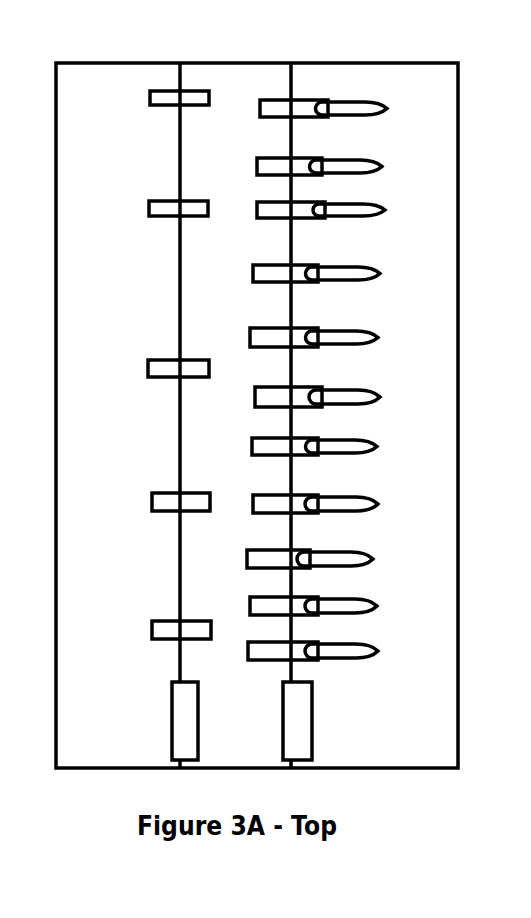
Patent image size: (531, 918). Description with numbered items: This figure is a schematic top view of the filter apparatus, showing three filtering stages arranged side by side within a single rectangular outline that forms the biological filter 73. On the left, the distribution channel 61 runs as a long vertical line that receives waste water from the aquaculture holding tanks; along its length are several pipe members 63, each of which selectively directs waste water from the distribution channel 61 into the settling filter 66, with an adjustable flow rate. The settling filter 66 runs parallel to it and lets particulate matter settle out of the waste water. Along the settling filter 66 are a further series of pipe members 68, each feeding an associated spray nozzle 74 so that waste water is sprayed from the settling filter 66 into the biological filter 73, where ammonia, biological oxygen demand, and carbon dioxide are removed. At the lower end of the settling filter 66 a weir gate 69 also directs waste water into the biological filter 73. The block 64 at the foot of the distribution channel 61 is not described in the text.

The distribution channel 61 is at (118, 77).
The pipe member 63 is at (152, 494).
The lower bearing block of first shaft 64 is at (198, 716).
The settling filter 66 is at (240, 77).
The pipe member 68 is at (303, 218).
The weir gate 69 is at (312, 715).
The biological filter 73 is at (382, 77).
The spray nozzle 74 is at (380, 202).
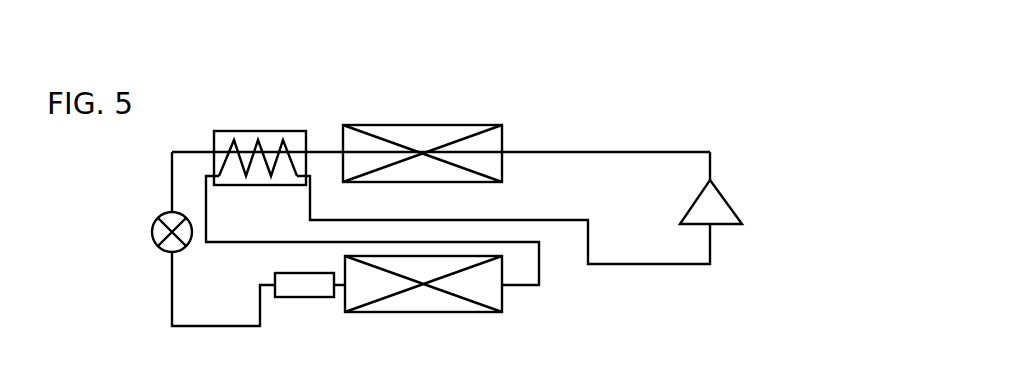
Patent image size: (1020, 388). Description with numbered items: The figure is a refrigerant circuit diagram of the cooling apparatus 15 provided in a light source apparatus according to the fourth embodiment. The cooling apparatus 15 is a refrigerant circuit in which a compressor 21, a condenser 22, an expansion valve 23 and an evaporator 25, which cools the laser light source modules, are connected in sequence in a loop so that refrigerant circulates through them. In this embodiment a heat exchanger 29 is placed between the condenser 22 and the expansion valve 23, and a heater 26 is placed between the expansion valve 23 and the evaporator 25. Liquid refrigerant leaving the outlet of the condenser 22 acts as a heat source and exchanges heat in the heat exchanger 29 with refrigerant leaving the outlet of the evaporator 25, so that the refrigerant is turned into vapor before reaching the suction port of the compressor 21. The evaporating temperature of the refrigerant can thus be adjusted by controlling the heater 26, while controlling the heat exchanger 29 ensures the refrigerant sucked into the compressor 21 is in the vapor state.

The cooling apparatus 15 is at (708, 95).
The compressor 21 is at (717, 210).
The condenser 22 is at (423, 143).
The expansion valve 23 is at (160, 236).
The evaporator 25 is at (426, 292).
The heater 26 is at (303, 288).
The heat exchanger 29 is at (268, 148).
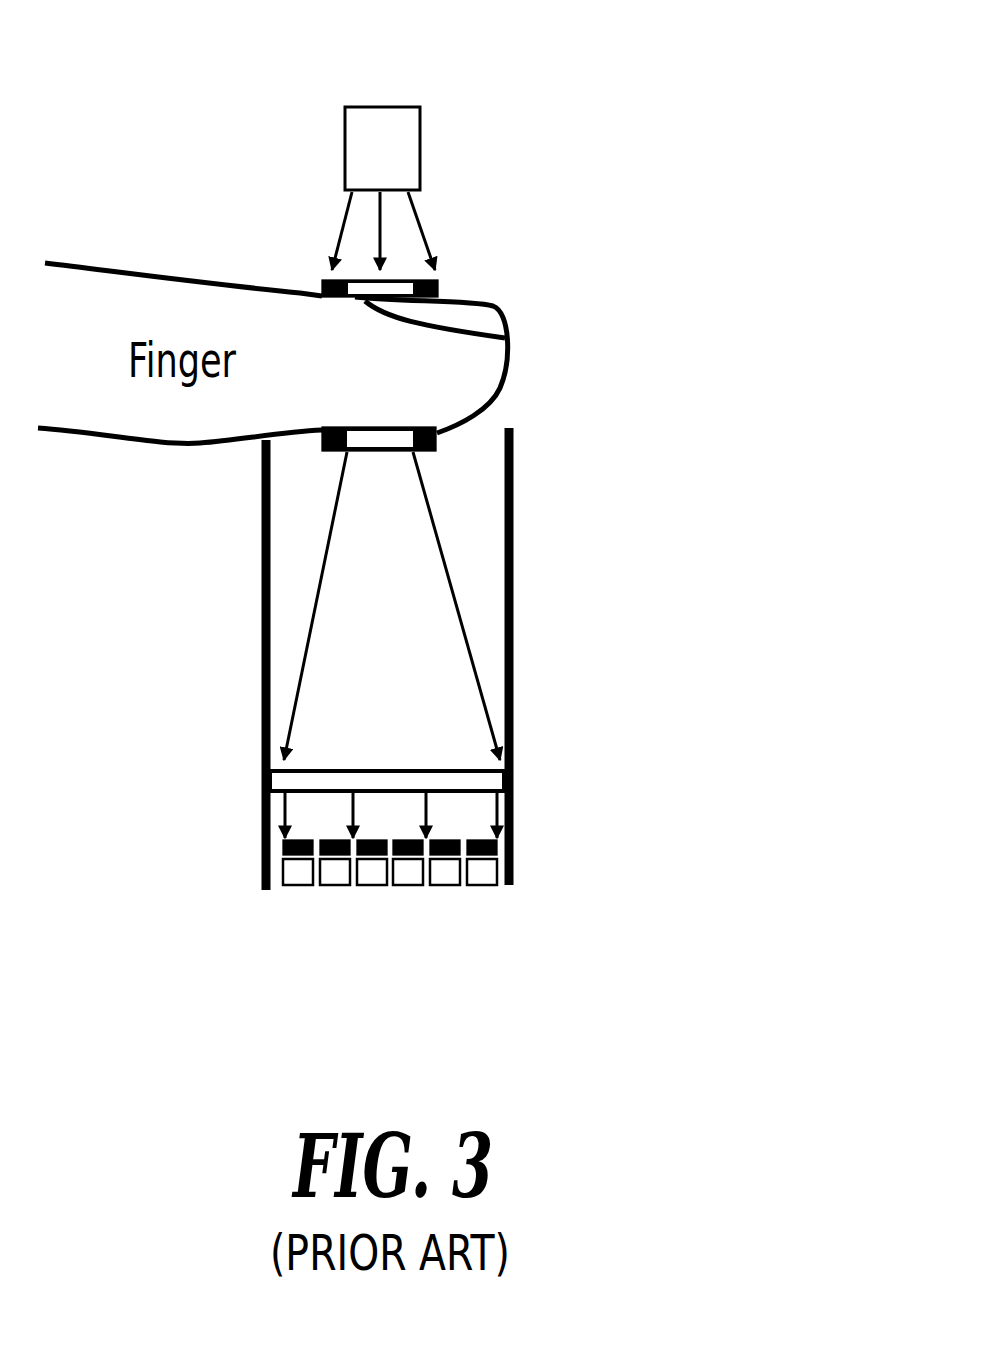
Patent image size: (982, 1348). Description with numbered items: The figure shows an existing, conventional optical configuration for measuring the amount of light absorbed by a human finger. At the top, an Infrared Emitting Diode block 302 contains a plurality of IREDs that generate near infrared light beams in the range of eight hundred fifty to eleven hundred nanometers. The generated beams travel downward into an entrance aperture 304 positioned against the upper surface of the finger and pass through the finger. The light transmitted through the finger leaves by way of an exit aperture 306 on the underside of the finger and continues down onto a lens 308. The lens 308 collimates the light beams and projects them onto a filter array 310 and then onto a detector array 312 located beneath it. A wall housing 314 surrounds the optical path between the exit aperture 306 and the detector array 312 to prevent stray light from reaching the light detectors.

The Infrared Emitting Diode block 302 is at (420, 160).
The entrance aperture 304 is at (438, 282).
The exit aperture 306 is at (437, 436).
The lens 308 is at (513, 770).
The filter array 310 is at (515, 845).
The detector array 312 is at (483, 872).
The wall housing 314 is at (512, 517).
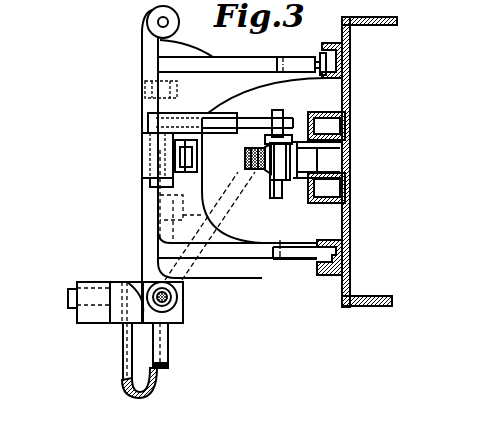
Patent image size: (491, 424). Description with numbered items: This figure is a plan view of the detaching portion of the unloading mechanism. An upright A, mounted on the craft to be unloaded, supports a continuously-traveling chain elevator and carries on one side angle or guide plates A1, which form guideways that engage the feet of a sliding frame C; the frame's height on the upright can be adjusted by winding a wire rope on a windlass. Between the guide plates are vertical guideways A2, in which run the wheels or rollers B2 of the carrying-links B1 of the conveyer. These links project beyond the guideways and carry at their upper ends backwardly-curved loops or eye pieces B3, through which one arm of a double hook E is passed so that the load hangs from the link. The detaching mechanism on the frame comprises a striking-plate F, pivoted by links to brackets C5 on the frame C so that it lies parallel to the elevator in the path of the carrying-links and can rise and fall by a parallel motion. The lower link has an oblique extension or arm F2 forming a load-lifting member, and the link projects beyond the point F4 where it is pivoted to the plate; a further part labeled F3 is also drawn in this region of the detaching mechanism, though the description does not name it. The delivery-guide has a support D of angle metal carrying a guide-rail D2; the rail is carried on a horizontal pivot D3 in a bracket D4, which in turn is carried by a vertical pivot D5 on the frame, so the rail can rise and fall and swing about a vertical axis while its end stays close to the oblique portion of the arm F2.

**Exercise**
Can you copy every one of the records above word for word, leaving the pictures out?

**Exercise response**
Patent image size: (531, 918). Description with numbered items: This figure is a schematic top view of the filter apparatus, showing three filtering stages arranged side by side within a single rectangular outline that forms the biological filter 73. On the left, the distribution channel 61 runs as a long vertical line that receives waste water from the aquaculture holding tanks; along its length are several pipe members 63, each of which selectively directs waste water from the distribution channel 61 into the settling filter 66, with an adjustable flow rate. The settling filter 66 runs parallel to it and lets particulate matter settle out of the waste water. Along the settling filter 66 are a further series of pipe members 68, each feeding an associated spray nozzle 74 so that waste water is sprayed from the settling filter 66 into the biological filter 73, where ammonia, biological oxygen demand, and carbon dioxide are removed. At the lower end of the settling filter 66 a weir gate 69 also directs waste water into the biological filter 73. The block 64 at the foot of the distribution channel 61 is not described in the text.

The distribution channel 61 is at (118, 77).
The pipe member 63 is at (152, 494).
The lower bearing block of first shaft 64 is at (198, 716).
The settling filter 66 is at (240, 77).
The pipe member 68 is at (303, 218).
The weir gate 69 is at (312, 715).
The biological filter 73 is at (382, 77).
The spray nozzle 74 is at (380, 202).
Patent image size: (1020, 388). Description with numbered items: The figure is a refrigerant circuit diagram of the cooling apparatus 15 provided in a light source apparatus according to the fourth embodiment. The cooling apparatus 15 is a refrigerant circuit in which a compressor 21, a condenser 22, an expansion valve 23 and an evaporator 25, which cools the laser light source modules, are connected in sequence in a loop so that refrigerant circulates through them. In this embodiment a heat exchanger 29 is placed between the condenser 22 and the expansion valve 23, and a heater 26 is placed between the expansion valve 23 and the evaporator 25. Liquid refrigerant leaving the outlet of the condenser 22 acts as a heat source and exchanges heat in the heat exchanger 29 with refrigerant leaving the outlet of the evaporator 25, so that the refrigerant is turned into vapor before reaching the suction port of the compressor 21. The evaporating temperature of the refrigerant can thus be adjusted by controlling the heater 26, while controlling the heat exchanger 29 ensures the refrigerant sucked into the compressor 21 is in the vapor state.

The cooling apparatus 15 is at (708, 95).
The compressor 21 is at (717, 210).
The condenser 22 is at (423, 143).
The expansion valve 23 is at (160, 236).
The evaporator 25 is at (426, 292).
The heater 26 is at (303, 288).
The heat exchanger 29 is at (268, 148).
Patent image size: (982, 1348). Description with numbered items: The figure shows an existing, conventional optical configuration for measuring the amount of light absorbed by a human finger. At the top, an Infrared Emitting Diode block 302 contains a plurality of IREDs that generate near infrared light beams in the range of eight hundred fifty to eleven hundred nanometers. The generated beams travel downward into an entrance aperture 304 positioned against the upper surface of the finger and pass through the finger. The light transmitted through the finger leaves by way of an exit aperture 306 on the underside of the finger and continues down onto a lens 308. The lens 308 collimates the light beams and projects them onto a filter array 310 and then onto a detector array 312 located beneath it. A wall housing 314 surrounds the optical path between the exit aperture 306 and the detector array 312 to prevent stray light from reaching the light detectors.

The Infrared Emitting Diode block 302 is at (420, 160).
The entrance aperture 304 is at (438, 282).
The exit aperture 306 is at (437, 436).
The lens 308 is at (513, 770).
The filter array 310 is at (515, 845).
The detector array 312 is at (483, 872).
The wall housing 314 is at (512, 517).
Patent image size: (491, 424). Description with numbered items: This figure is a plan view of the detaching portion of the unloading mechanism. An upright A, mounted on the craft to be unloaded, supports a continuously-traveling chain elevator and carries on one side angle or guide plates A1, which form guideways that engage the feet of a sliding frame C; the frame's height on the upright can be adjusted by winding a wire rope on a windlass. Between the guide plates are vertical guideways A2, in which run the wheels or rollers B2 of the carrying-links B1 of the conveyer. These links project beyond the guideways and carry at their upper ends backwardly-curved loops or eye pieces B3, through which one arm of a double hook E is passed so that the load hangs from the link. The detaching mechanism on the frame comprises a striking-plate F, pivoted by links to brackets C5 on the frame C so that it lies parallel to the elevator in the path of the carrying-links and can rise and fall by a parallel motion. The lower link has an oblique extension or arm F2 forming a load-lifting member, and the link projects beyond the point F4 where it is pivoted to the plate; a further part labeled F3 is also drawn in this region of the detaching mechanism, though the description does not name it. The delivery-guide has a support D of angle metal carrying a guide-rail D2; the rail is carried on a horizontal pivot D3 in a bracket D4, which in turn is carried by a vertical pivot D5 on the frame, so the rail can rise and fall and swing about a vertical axis while its end stays close to the oblique portion of the arm F2.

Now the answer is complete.